* _Schriftliche Aufgaben_
[a] Können Sie im Text über die Alpagokette den Abschnitt ab den Worten „Der Talschluss des“ bis einschließlich „zum DHW6 zählt.“ erneut wiedergeben und dabei „steile“ in „schroffe“ ändern?
[b] Würden Sie die Zeilen der Datensätze unverändert zurückgeben, vom Anfang der Datensätze bis einschließlich der Zeile mit „y-tick-label: −10: [39, 104, 66, 119]“?

Die Alpagokette im Spätherbst 2020



Die Alpagokette liegt nordöstlich von Belluno.
Sie gehört zu den Südlichen Karnischen Alpen und befindet sich damit östlich der Piave.
Der höchste Gipfel ist der 2417 m hohe Col Nudo.
Die Gegend ist weltenfern und einsam,
besonders dann, wenn man im Spätherbst  unterwegs ist, der Zeit in welcher die Blätter von den Bäumen fallen.

Es gibt nur ein kleines Skigebiet am südlichen Rand und sonst keine Liftanlagen.

Die Dolomitenhöhenwege (DHW) Nr.6 und 7 führen durch das Gebiet.

Diese Tour konzentrierte sich mit den Tälern Val Cialedina und Val Prescudin auf die östliche Seite der Gruppe.

Samstag 17.10.2020


Der Talschluss des Val Cialedina bietet steile, hohe Felswände, die unpassierbar erscheinen und doch gibt es einen wanderbaren Übergang über den Passo di Valbona, der zum DHW6 zählt.


Wasserentnahme am Unterlauf des Rio della Frugna (gesprochen Frunja). Es sollte zum Ricovero Casera Frugna gehen. Nahe dieser Biwakhütte gibt es kein fließendes Wasser.


Auf der Forcella Frugna 1570m. Unangenehm rutschiger und weicher Schnee. Die Fernsicht ist stark eingeschränkt. Aus den Steilwänden des Talschlusses gingen immer wieder kleine Nassschneelawinen ab.
Über diese Scharte geht eine Variante des DHW 6.

Man mag sich wundern, dass dieser Höhenweg trotz seines Namens - wie auch der DHW 7 - nicht durch die Dolomiten läuft, sondern durch die südlichen Karnischen Alpen. Auch wenn diese überwiegend aus Dolomitgestein bestehen, so sieht die vom DAV und OeAV geschaffene Alpeneinteilung die Piave als östliche Grenze der Dolomiten vor. Die Bezeichnung des Höhenweges richtet sich also mehr nach der Geologie als nach der Alpeneinteilung.


Das Ricovero Casera Frugna 1538m ist eine schmucke Biwakhütte (mit Ofen). Sie steht nahe der gleichnamigen Scharte. Die Casera wurde noch in den 60er Jahren bewirtschaftet. Die alten Almgebäude existieren nicht mehr. Die Biwakhütte wurde auf dem Grund der alten Gebäude errichtet.

* _Extrahierte Datensätze_
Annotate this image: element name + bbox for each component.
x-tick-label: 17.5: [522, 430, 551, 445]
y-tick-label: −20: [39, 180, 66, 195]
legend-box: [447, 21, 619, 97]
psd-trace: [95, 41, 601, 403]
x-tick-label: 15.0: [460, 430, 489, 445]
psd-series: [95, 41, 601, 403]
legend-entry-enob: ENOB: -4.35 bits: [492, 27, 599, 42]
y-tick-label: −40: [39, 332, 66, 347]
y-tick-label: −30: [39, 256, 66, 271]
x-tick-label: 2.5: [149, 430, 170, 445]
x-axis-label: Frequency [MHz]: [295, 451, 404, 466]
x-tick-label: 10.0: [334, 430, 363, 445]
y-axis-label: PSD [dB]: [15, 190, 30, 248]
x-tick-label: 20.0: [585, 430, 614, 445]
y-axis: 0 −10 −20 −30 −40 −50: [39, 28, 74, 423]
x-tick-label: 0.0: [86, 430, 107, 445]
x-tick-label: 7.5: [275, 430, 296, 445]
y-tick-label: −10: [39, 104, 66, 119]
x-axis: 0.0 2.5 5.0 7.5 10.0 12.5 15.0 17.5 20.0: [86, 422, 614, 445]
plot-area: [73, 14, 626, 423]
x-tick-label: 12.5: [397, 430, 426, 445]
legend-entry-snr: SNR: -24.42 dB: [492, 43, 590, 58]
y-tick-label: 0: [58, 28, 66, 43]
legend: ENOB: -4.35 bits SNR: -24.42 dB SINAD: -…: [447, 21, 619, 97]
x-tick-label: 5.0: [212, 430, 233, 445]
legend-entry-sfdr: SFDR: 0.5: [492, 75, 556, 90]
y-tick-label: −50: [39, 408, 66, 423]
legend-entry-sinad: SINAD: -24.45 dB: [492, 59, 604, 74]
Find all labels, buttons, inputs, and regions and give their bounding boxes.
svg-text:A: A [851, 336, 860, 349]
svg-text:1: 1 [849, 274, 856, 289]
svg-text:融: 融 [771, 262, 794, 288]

* _Erwartete Antworten_
[a]
Der Talschluss des Val Cialedina bietet schroffe, hohe Felswände, die unpassierbar erscheinen und doch gibt es einen wanderbaren Übergang über den Passo di Valbona, der zum DHW6 zählt.

[b]
Annotate this image: element name + bbox for each component.
x-tick-label: 17.5: [522, 430, 551, 445]
y-tick-label: −20: [39, 180, 66, 195]
legend-box: [447, 21, 619, 97]
psd-trace: [95, 41, 601, 403]
x-tick-label: 15.0: [460, 430, 489, 445]
psd-series: [95, 41, 601, 403]
legend-entry-enob: ENOB: -4.35 bits: [492, 27, 599, 42]
y-tick-label: −40: [39, 332, 66, 347]
y-tick-label: −30: [39, 256, 66, 271]
x-tick-label: 2.5: [149, 430, 170, 445]
x-axis-label: Frequency [MHz]: [295, 451, 404, 466]
x-tick-label: 10.0: [334, 430, 363, 445]
y-axis-label: PSD [dB]: [15, 190, 30, 248]
x-tick-label: 20.0: [585, 430, 614, 445]
y-axis: 0 −10 −20 −30 −40 −50: [39, 28, 74, 423]
x-tick-label: 0.0: [86, 430, 107, 445]
x-tick-label: 7.5: [275, 430, 296, 445]
y-tick-label: −10: [39, 104, 66, 119]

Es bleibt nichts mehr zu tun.